───── Given data

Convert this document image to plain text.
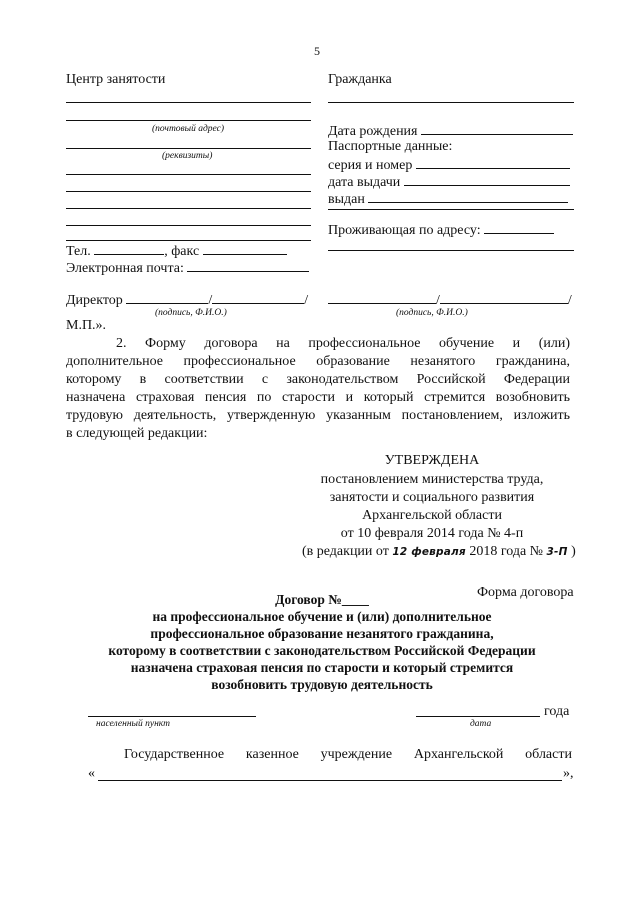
5
Центр занятости
(почтовый адрес)
(реквизиты)
Тел.	, факс
Электронная почта:
Директор	/	/
(подпись, Ф.И.О.)
М.П.».
Гражданка
Дата рождения
Паспортные данные:
серия и номер
дата выдачи
выдан
Проживающая по адресу:
/	/
(подпись, Ф.И.О.)
2. Форму договора на профессиональное обучение и (или)
дополнительное профессиональное образование незанятого гражданина,
которому в соответствии с законодательством Российской Федерации
назначена страховая пенсия по старости и который стремится возобновить
трудовую деятельность, утвержденную указанным постановлением, изложить
в следующей редакции:
УТВЕРЖДЕНА
постановлением министерства труда,
занятости и социального развития
Архангельской области
от 10 февраля 2014 года № 4-п
(в редакции от 12 февраля 2018 года № 3-П )
Форма договора
Договор №____
на профессиональное обучение и (или) дополнительное
профессиональное образование незанятого гражданина,
которому в соответствии с законодательством Российской Федерации
назначена страховая пенсия по старости и который стремится
возобновить трудовую деятельность
населенный пункт
года
дата
Государственное казенное учреждение Архангельской области
«	»,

──────────

Aim - Reproduce all entries without any change, and omit the pictures.

Exercise result -
Convert this document image to plain text.
5
Центр занятости
(почтовый адрес)
(реквизиты)
Тел.	, факс
Электронная почта:
Директор	/	/
(подпись, Ф.И.О.)
М.П.».
Гражданка
Дата рождения
Паспортные данные:
серия и номер
дата выдачи
выдан
Проживающая по адресу:
/	/
(подпись, Ф.И.О.)
2. Форму договора на профессиональное обучение и (или)
дополнительное профессиональное образование незанятого гражданина,
которому в соответствии с законодательством Российской Федерации
назначена страховая пенсия по старости и который стремится возобновить
трудовую деятельность, утвержденную указанным постановлением, изложить
в следующей редакции:
УТВЕРЖДЕНА
постановлением министерства труда,
занятости и социального развития
Архангельской области
от 10 февраля 2014 года № 4-п
(в редакции от 12 февраля 2018 года № 3-П )
Форма договора
Договор №____
на профессиональное обучение и (или) дополнительное
профессиональное образование незанятого гражданина,
которому в соответствии с законодательством Российской Федерации
назначена страховая пенсия по старости и который стремится
возобновить трудовую деятельность
населенный пункт
года
дата
Государственное казенное учреждение Архангельской области
«	»,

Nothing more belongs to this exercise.